## Given text
--------------------
Thanks very much for your last letter. I think it calls for an answer now, especially as you may be travelling about soon. I hope if you come to France you’ll be allowed to say where you are and then if it is a Bas town I might some time get an opportunity of meeting you. Are officers permitted to meet Assistant Administrators? There are I know rather stringent rules surrounding the WAAC, probably necessary though in all the circumstances.


Anyway I wish you the best of luck in your new job; it is necessarily “for the duration” but perhaps that won’t be so very long. 1 and a half to 4 years from now is my present estimate (Pessimist!).


Do you know the habits of the hibernating animal? After a summer of activity and bright life, as the cold weather comes on all their life processes slow down to the lowest ebb, and until the winter breaks everything lies latent, not dead or even dying, but just held up pro tem. Sometimes a few warm days come along and they stir before their time, but a fresh nip of cold sends them back to rest till the real spring gets there. Then at last they start real active life again.


You see what I am driving at? The war is the winter that has driven yours and Cyril’s love to hibernate, and it will lie latent till the real spring arrives. But it’s there all right and if I am any judge at all when at last you two get together all the days in between will drop out as it were and you and he will find no gap either of time or sentiment dividing you.


It is difficult to keep up correspondence under such conditions as yours, and all the more so for one of Cyril’s temperament, for he’s never so far as I know, a born letter-writer. But perhaps since you wrote last you’ve heard again from him and feel better about it. I agree that you had to sign for the duration, I don’t think my folks always look at things in broad lines. The result of living in the country with restricted outlook. Cyril may perhaps hardly realize conditions in England, he’s been away so long. But unless it turned out that your present job actually stood in the way I don’t think he’d worry. If it did of course he would and so would any man but don’t meet that possibility half-way. All the indications are that by the time he’s able to get home your contract will be terminable - or at least you could get leave. The WAAC is not a celibate body is it? And the present mood is not to make marriage difficult.
--------------------
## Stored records
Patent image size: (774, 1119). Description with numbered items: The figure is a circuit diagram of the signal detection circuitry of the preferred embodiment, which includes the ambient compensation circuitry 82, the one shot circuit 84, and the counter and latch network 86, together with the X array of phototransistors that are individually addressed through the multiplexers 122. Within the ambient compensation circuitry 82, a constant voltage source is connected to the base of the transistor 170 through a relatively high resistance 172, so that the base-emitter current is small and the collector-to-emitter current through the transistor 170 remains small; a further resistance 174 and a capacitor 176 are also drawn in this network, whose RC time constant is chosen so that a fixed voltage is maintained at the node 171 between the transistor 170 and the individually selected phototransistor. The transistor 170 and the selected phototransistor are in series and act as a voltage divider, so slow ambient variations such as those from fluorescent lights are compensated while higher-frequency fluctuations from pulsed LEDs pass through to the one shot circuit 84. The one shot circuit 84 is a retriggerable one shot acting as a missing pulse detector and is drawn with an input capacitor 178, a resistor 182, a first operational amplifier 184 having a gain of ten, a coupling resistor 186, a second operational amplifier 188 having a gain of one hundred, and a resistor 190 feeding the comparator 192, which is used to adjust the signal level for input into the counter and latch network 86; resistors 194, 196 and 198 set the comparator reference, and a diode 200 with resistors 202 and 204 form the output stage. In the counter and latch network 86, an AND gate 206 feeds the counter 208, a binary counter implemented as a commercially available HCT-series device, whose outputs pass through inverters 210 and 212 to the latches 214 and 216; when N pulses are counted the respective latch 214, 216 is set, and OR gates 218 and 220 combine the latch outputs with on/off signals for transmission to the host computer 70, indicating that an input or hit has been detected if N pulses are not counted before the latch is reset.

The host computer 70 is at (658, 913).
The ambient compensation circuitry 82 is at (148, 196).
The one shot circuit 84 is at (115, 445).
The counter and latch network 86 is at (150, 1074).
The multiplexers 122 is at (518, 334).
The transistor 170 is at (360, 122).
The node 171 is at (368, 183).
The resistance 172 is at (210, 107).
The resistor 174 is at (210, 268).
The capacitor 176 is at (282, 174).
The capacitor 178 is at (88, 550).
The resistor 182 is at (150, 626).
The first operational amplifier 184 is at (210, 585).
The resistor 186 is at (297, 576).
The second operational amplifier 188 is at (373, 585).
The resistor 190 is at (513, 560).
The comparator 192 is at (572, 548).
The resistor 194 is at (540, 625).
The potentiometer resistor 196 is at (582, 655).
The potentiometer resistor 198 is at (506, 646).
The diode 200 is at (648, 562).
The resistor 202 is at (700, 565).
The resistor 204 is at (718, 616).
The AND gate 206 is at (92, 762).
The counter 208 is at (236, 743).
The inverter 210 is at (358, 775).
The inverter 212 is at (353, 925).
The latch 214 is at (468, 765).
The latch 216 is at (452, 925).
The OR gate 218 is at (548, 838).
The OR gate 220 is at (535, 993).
--------------------
## Exercise task
Output the passage of the letter that starts at "Do you know" and ends at "sentiment dividing you.", copied word for word.

## Output of the task
Do you know the habits of the hibernating animal? After a summer of activity and bright life, as the cold weather comes on all their life processes slow down to the lowest ebb, and until the winter breaks everything lies latent, not dead or even dying, but just held up pro tem. Sometimes a few warm days come along and they stir before their time, but a fresh nip of cold sends them back to rest till the real spring gets there. Then at last they start real active life again.


You see what I am driving at? The war is the winter that has driven yours and Cyril’s love to hibernate, and it will lie latent till the real spring arrives. But it’s there all right and if I am any judge at all when at last you two get together all the days in between will drop out as it were and you and he will find no gap either of time or sentiment dividing you.